[Begin Information supplied]

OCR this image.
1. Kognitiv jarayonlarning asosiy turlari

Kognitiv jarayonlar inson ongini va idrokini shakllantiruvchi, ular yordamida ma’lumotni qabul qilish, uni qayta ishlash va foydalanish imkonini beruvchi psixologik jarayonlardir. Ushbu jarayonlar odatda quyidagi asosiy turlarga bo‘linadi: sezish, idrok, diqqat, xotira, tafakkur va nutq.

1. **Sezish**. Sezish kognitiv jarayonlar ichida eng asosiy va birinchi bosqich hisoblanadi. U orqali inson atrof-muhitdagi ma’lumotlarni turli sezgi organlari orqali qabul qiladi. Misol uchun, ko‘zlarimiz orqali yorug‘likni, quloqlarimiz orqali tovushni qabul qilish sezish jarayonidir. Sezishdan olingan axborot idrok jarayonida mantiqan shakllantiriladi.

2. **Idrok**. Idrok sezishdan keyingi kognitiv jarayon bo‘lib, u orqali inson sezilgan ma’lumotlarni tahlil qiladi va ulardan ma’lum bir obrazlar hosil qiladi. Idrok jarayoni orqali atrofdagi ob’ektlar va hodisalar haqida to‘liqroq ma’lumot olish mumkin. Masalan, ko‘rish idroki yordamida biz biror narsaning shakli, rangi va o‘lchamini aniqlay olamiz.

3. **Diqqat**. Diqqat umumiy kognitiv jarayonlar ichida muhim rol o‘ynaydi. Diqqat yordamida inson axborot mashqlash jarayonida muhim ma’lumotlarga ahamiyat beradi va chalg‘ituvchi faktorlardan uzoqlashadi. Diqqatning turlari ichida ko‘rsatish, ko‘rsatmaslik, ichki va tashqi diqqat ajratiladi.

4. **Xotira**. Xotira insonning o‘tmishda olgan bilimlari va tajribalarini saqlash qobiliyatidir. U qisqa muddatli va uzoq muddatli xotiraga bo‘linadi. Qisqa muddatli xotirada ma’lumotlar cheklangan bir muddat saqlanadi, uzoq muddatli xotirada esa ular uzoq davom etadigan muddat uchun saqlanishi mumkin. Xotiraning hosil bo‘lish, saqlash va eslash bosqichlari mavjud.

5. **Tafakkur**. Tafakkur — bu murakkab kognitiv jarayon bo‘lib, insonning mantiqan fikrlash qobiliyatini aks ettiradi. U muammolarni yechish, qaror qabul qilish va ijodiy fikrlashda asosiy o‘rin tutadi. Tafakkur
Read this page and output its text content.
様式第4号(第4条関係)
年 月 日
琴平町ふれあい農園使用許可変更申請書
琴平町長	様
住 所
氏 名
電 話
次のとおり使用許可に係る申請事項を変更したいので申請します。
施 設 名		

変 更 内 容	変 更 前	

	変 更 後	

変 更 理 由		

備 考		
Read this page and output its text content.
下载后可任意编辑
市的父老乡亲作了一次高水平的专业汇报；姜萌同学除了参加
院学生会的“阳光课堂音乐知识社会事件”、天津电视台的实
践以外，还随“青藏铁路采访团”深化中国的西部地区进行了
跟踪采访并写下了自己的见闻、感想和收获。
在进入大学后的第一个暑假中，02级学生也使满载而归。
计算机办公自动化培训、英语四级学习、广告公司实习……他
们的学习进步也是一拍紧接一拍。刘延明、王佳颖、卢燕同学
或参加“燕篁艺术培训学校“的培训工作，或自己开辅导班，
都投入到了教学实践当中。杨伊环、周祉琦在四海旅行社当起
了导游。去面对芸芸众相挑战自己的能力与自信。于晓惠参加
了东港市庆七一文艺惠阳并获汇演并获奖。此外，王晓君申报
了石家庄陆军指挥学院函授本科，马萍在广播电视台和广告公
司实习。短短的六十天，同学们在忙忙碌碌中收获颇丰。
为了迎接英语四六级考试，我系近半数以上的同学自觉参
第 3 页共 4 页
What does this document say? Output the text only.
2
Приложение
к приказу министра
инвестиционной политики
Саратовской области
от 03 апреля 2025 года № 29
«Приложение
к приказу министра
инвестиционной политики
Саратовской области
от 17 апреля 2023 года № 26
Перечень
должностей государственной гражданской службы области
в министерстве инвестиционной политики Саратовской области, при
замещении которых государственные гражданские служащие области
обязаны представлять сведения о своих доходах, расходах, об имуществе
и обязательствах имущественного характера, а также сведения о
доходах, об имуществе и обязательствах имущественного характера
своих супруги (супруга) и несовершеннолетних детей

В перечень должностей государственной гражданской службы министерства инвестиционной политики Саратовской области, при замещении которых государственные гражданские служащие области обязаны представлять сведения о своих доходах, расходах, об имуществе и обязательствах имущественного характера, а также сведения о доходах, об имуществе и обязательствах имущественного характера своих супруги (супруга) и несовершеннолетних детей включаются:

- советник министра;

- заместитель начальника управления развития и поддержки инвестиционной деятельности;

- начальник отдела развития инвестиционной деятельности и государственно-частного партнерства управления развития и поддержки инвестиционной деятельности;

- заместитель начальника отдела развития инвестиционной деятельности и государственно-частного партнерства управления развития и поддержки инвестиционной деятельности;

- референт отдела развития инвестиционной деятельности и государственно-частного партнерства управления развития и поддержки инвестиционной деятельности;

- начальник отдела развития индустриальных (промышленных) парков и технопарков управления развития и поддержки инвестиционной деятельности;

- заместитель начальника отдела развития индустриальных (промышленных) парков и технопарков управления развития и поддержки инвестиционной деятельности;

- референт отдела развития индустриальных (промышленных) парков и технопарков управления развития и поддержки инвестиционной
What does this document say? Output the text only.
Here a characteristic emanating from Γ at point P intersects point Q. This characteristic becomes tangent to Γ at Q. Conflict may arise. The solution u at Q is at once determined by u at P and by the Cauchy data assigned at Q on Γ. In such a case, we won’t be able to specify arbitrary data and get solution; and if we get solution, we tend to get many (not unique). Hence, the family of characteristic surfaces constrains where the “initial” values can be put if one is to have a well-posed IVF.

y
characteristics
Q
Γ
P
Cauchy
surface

[End Information supplied]

■ **Written instruction**
Exactly reproduce every line of the records.

■ **Solution for this exercise**
OCR this image.
1. Kognitiv jarayonlarning asosiy turlari

Kognitiv jarayonlar inson ongini va idrokini shakllantiruvchi, ular yordamida ma’lumotni qabul qilish, uni qayta ishlash va foydalanish imkonini beruvchi psixologik jarayonlardir. Ushbu jarayonlar odatda quyidagi asosiy turlarga bo‘linadi: sezish, idrok, diqqat, xotira, tafakkur va nutq.

1. **Sezish**. Sezish kognitiv jarayonlar ichida eng asosiy va birinchi bosqich hisoblanadi. U orqali inson atrof-muhitdagi ma’lumotlarni turli sezgi organlari orqali qabul qiladi. Misol uchun, ko‘zlarimiz orqali yorug‘likni, quloqlarimiz orqali tovushni qabul qilish sezish jarayonidir. Sezishdan olingan axborot idrok jarayonida mantiqan shakllantiriladi.

2. **Idrok**. Idrok sezishdan keyingi kognitiv jarayon bo‘lib, u orqali inson sezilgan ma’lumotlarni tahlil qiladi va ulardan ma’lum bir obrazlar hosil qiladi. Idrok jarayoni orqali atrofdagi ob’ektlar va hodisalar haqida to‘liqroq ma’lumot olish mumkin. Masalan, ko‘rish idroki yordamida biz biror narsaning shakli, rangi va o‘lchamini aniqlay olamiz.

3. **Diqqat**. Diqqat umumiy kognitiv jarayonlar ichida muhim rol o‘ynaydi. Diqqat yordamida inson axborot mashqlash jarayonida muhim ma’lumotlarga ahamiyat beradi va chalg‘ituvchi faktorlardan uzoqlashadi. Diqqatning turlari ichida ko‘rsatish, ko‘rsatmaslik, ichki va tashqi diqqat ajratiladi.

4. **Xotira**. Xotira insonning o‘tmishda olgan bilimlari va tajribalarini saqlash qobiliyatidir. U qisqa muddatli va uzoq muddatli xotiraga bo‘linadi. Qisqa muddatli xotirada ma’lumotlar cheklangan bir muddat saqlanadi, uzoq muddatli xotirada esa ular uzoq davom etadigan muddat uchun saqlanishi mumkin. Xotiraning hosil bo‘lish, saqlash va eslash bosqichlari mavjud.

5. **Tafakkur**. Tafakkur — bu murakkab kognitiv jarayon bo‘lib, insonning mantiqan fikrlash qobiliyatini aks ettiradi. U muammolarni yechish, qaror qabul qilish va ijodiy fikrlashda asosiy o‘rin tutadi. Tafakkur
Read this page and output its text content.
様式第4号(第4条関係)
年 月 日
琴平町ふれあい農園使用許可変更申請書
琴平町長	様
住 所
氏 名
電 話
次のとおり使用許可に係る申請事項を変更したいので申請します。
施 設 名		

変 更 内 容	変 更 前	

	変 更 後	

変 更 理 由		

備 考		
Read this page and output its text content.
下载后可任意编辑
市的父老乡亲作了一次高水平的专业汇报；姜萌同学除了参加
院学生会的“阳光课堂音乐知识社会事件”、天津电视台的实
践以外，还随“青藏铁路采访团”深化中国的西部地区进行了
跟踪采访并写下了自己的见闻、感想和收获。
在进入大学后的第一个暑假中，02级学生也使满载而归。
计算机办公自动化培训、英语四级学习、广告公司实习……他
们的学习进步也是一拍紧接一拍。刘延明、王佳颖、卢燕同学
或参加“燕篁艺术培训学校“的培训工作，或自己开辅导班，
都投入到了教学实践当中。杨伊环、周祉琦在四海旅行社当起
了导游。去面对芸芸众相挑战自己的能力与自信。于晓惠参加
了东港市庆七一文艺惠阳并获汇演并获奖。此外，王晓君申报
了石家庄陆军指挥学院函授本科，马萍在广播电视台和广告公
司实习。短短的六十天，同学们在忙忙碌碌中收获颇丰。
为了迎接英语四六级考试，我系近半数以上的同学自觉参
第 3 页共 4 页
What does this document say? Output the text only.
2
Приложение
к приказу министра
инвестиционной политики
Саратовской области
от 03 апреля 2025 года № 29
«Приложение
к приказу министра
инвестиционной политики
Саратовской области
от 17 апреля 2023 года № 26
Перечень
должностей государственной гражданской службы области
в министерстве инвестиционной политики Саратовской области, при
замещении которых государственные гражданские служащие области
обязаны представлять сведения о своих доходах, расходах, об имуществе
и обязательствах имущественного характера, а также сведения о
доходах, об имуществе и обязательствах имущественного характера
своих супруги (супруга) и несовершеннолетних детей

В перечень должностей государственной гражданской службы министерства инвестиционной политики Саратовской области, при замещении которых государственные гражданские служащие области обязаны представлять сведения о своих доходах, расходах, об имуществе и обязательствах имущественного характера, а также сведения о доходах, об имуществе и обязательствах имущественного характера своих супруги (супруга) и несовершеннолетних детей включаются:

- советник министра;

- заместитель начальника управления развития и поддержки инвестиционной деятельности;

- начальник отдела развития инвестиционной деятельности и государственно-частного партнерства управления развития и поддержки инвестиционной деятельности;

- заместитель начальника отдела развития инвестиционной деятельности и государственно-частного партнерства управления развития и поддержки инвестиционной деятельности;

- референт отдела развития инвестиционной деятельности и государственно-частного партнерства управления развития и поддержки инвестиционной деятельности;

- начальник отдела развития индустриальных (промышленных) парков и технопарков управления развития и поддержки инвестиционной деятельности;

- заместитель начальника отдела развития индустриальных (промышленных) парков и технопарков управления развития и поддержки инвестиционной деятельности;

- референт отдела развития индустриальных (промышленных) парков и технопарков управления развития и поддержки инвестиционной
What does this document say? Output the text only.
Here a characteristic emanating from Γ at point P intersects point Q. This characteristic becomes tangent to Γ at Q. Conflict may arise. The solution u at Q is at once determined by u at P and by the Cauchy data assigned at Q on Γ. In such a case, we won’t be able to specify arbitrary data and get solution; and if we get solution, we tend to get many (not unique). Hence, the family of characteristic surfaces constrains where the “initial” values can be put if one is to have a well-posed IVF.

y
characteristics
Q
Γ
P
Cauchy
surface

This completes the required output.